## Problem requirements:
Every line containing the word "content" needs to be found and copied.

(Dataset rows)
:::::
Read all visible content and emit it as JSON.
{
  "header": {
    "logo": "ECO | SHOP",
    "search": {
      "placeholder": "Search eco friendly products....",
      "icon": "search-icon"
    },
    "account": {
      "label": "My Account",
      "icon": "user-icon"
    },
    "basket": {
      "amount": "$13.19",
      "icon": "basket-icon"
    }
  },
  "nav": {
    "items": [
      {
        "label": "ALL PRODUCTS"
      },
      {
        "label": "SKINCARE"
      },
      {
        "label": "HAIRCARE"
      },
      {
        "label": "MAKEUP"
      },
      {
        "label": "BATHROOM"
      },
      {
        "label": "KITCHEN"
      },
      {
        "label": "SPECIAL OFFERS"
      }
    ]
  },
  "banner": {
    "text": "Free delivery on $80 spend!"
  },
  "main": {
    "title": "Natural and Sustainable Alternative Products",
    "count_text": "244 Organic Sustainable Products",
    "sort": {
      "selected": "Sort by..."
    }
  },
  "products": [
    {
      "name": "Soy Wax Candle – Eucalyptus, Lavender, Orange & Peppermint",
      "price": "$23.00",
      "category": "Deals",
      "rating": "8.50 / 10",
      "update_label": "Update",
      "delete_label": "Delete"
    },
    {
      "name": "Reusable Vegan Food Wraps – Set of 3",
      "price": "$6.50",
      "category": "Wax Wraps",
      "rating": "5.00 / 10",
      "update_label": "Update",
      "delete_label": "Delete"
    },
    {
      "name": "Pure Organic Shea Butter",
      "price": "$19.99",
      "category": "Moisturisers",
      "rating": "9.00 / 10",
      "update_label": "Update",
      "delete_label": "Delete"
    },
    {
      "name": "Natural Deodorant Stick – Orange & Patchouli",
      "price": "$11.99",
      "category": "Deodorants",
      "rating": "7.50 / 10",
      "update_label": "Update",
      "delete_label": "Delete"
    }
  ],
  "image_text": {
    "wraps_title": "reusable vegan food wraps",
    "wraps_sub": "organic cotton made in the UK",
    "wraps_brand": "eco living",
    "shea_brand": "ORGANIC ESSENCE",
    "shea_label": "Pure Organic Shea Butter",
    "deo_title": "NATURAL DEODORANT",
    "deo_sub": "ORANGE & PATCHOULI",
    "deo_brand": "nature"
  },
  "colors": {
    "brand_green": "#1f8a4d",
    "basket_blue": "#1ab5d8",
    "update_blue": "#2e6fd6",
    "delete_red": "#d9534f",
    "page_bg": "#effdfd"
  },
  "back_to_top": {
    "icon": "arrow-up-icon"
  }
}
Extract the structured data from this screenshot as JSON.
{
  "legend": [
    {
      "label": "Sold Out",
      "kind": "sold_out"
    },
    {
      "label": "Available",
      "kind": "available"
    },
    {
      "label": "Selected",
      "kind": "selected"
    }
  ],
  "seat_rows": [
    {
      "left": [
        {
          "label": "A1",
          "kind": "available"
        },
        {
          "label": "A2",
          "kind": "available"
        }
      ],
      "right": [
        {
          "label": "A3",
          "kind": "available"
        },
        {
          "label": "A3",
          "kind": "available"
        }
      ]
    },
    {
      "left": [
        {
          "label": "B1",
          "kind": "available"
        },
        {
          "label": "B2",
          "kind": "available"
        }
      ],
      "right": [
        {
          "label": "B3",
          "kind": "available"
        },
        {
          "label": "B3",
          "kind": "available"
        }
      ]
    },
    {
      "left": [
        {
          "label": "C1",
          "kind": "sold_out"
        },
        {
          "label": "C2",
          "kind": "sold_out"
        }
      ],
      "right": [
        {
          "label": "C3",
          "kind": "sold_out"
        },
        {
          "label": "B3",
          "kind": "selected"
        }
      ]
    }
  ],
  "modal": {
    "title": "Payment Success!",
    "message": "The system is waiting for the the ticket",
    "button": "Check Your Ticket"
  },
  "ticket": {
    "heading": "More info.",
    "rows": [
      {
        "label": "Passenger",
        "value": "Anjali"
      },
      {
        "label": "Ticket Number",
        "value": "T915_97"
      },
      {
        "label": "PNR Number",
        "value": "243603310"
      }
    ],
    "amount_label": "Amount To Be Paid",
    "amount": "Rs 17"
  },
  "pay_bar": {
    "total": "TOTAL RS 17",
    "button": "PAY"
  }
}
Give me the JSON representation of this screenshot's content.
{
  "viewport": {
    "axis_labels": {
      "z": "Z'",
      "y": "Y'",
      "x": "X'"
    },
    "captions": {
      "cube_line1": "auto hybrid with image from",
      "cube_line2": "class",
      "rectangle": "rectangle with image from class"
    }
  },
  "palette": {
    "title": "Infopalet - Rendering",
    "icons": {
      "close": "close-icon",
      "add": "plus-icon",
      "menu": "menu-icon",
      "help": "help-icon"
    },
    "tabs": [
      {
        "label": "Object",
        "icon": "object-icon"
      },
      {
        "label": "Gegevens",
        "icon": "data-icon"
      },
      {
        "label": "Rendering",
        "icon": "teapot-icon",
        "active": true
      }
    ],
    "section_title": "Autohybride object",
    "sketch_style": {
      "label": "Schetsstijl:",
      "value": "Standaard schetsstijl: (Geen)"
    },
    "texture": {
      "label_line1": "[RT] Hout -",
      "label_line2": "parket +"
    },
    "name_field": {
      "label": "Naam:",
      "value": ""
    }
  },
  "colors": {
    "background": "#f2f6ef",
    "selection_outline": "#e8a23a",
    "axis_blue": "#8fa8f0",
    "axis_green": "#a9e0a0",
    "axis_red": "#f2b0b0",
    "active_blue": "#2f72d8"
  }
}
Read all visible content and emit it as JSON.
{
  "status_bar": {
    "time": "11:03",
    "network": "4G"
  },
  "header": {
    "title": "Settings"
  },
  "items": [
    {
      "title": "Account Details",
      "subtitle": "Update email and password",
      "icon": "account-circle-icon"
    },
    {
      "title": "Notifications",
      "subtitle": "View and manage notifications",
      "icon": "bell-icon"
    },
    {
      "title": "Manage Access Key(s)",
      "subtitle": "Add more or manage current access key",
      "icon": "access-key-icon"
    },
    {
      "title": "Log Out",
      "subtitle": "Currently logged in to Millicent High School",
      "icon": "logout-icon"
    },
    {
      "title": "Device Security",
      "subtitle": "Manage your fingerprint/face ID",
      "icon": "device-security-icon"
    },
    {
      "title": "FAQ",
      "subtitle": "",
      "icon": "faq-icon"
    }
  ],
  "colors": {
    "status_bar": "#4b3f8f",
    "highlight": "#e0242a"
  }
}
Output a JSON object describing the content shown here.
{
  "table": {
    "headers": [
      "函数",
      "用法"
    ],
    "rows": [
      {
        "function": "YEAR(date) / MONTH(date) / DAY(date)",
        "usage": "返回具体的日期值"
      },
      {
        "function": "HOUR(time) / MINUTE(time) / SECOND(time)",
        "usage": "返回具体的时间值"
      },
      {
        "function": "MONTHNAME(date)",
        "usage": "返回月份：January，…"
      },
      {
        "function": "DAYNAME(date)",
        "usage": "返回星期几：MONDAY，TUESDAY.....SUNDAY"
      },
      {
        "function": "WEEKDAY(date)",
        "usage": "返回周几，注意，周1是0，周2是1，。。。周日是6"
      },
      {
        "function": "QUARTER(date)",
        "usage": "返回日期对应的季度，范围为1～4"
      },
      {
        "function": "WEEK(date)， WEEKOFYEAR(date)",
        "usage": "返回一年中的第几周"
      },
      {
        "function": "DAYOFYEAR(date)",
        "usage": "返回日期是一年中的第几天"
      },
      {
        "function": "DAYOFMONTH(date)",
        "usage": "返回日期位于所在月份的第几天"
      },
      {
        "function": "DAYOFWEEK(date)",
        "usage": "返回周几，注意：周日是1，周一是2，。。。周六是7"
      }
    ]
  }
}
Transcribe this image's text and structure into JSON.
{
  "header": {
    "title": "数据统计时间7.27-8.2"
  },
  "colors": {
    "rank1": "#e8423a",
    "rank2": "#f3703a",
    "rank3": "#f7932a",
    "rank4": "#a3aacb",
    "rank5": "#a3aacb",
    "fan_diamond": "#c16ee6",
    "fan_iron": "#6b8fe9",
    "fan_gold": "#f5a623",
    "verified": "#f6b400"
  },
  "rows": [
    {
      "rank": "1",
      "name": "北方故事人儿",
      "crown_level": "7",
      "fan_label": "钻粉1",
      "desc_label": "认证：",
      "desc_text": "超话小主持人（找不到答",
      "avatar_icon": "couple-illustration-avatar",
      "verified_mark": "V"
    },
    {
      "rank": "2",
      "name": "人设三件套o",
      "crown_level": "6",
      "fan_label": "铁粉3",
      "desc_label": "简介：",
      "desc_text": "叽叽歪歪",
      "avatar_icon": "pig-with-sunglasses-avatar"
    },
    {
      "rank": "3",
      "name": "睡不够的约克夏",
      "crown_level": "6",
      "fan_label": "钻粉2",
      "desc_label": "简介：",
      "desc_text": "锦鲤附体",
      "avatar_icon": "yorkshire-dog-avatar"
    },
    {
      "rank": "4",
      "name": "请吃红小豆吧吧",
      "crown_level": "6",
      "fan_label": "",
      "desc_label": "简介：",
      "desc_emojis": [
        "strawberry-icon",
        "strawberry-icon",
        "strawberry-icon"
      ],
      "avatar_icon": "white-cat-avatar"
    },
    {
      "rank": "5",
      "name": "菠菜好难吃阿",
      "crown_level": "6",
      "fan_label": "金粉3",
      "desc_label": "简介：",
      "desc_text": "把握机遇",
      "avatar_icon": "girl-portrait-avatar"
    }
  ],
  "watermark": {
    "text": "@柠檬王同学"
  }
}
:::::
## Reply:
Read all visible content and emit it as JSON.
Give me the JSON representation of this screenshot's content.
Read all visible content and emit it as JSON.
Output a JSON object describing the content shown here.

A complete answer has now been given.